SET EXERCISE: Transcribe the entries below exactly.

RECORDS SUPPLIED:
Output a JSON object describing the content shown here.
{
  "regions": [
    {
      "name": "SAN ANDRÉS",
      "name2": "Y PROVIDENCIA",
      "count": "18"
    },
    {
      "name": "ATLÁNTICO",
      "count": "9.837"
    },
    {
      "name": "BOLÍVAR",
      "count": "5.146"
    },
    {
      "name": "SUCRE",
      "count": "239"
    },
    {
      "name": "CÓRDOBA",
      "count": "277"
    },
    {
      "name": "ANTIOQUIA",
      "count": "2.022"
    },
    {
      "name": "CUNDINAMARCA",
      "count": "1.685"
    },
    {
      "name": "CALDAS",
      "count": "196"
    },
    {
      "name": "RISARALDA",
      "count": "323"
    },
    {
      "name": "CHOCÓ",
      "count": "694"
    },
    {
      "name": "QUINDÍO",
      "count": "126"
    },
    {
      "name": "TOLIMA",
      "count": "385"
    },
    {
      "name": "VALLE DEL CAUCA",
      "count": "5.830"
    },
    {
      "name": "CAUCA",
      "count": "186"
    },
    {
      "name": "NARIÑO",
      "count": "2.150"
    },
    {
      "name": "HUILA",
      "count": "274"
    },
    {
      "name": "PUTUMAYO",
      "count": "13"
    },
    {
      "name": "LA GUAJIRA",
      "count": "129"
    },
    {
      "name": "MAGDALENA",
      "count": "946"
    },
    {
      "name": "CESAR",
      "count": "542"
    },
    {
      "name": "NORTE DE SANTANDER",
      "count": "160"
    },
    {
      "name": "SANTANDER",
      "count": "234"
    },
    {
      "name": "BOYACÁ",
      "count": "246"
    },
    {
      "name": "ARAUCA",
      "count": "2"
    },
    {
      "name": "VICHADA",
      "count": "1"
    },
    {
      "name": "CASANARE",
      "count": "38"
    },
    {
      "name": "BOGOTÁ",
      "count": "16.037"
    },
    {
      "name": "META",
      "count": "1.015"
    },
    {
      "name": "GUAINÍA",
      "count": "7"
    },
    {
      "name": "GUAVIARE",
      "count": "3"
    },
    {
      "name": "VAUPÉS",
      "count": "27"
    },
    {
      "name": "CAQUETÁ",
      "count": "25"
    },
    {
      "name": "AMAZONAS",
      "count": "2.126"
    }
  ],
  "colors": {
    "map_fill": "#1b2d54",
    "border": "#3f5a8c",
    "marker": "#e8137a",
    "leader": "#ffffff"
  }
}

WRITTEN ANSWER:
Output a JSON object describing the content shown here.
{
  "regions": [
    {
      "name": "SAN ANDRÉS",
      "name2": "Y PROVIDENCIA",
      "count": "18"
    },
    {
      "name": "ATLÁNTICO",
      "count": "9.837"
    },
    {
      "name": "BOLÍVAR",
      "count": "5.146"
    },
    {
      "name": "SUCRE",
      "count": "239"
    },
    {
      "name": "CÓRDOBA",
      "count": "277"
    },
    {
      "name": "ANTIOQUIA",
      "count": "2.022"
    },
    {
      "name": "CUNDINAMARCA",
      "count": "1.685"
    },
    {
      "name": "CALDAS",
      "count": "196"
    },
    {
      "name": "RISARALDA",
      "count": "323"
    },
    {
      "name": "CHOCÓ",
      "count": "694"
    },
    {
      "name": "QUINDÍO",
      "count": "126"
    },
    {
      "name": "TOLIMA",
      "count": "385"
    },
    {
      "name": "VALLE DEL CAUCA",
      "count": "5.830"
    },
    {
      "name": "CAUCA",
      "count": "186"
    },
    {
      "name": "NARIÑO",
      "count": "2.150"
    },
    {
      "name": "HUILA",
      "count": "274"
    },
    {
      "name": "PUTUMAYO",
      "count": "13"
    },
    {
      "name": "LA GUAJIRA",
      "count": "129"
    },
    {
      "name": "MAGDALENA",
      "count": "946"
    },
    {
      "name": "CESAR",
      "count": "542"
    },
    {
      "name": "NORTE DE SANTANDER",
      "count": "160"
    },
    {
      "name": "SANTANDER",
      "count": "234"
    },
    {
      "name": "BOYACÁ",
      "count": "246"
    },
    {
      "name": "ARAUCA",
      "count": "2"
    },
    {
      "name": "VICHADA",
      "count": "1"
    },
    {
      "name": "CASANARE",
      "count": "38"
    },
    {
      "name": "BOGOTÁ",
      "count": "16.037"
    },
    {
      "name": "META",
      "count": "1.015"
    },
    {
      "name": "GUAINÍA",
      "count": "7"
    },
    {
      "name": "GUAVIARE",
      "count": "3"
    },
    {
      "name": "VAUPÉS",
      "count": "27"
    },
    {
      "name": "CAQUETÁ",
      "count": "25"
    },
    {
      "name": "AMAZONAS",
      "count": "2.126"
    }
  ],
  "colors": {
    "map_fill": "#1b2d54",
    "border": "#3f5a8c",
    "marker": "#e8137a",
    "leader": "#ffffff"
  }
}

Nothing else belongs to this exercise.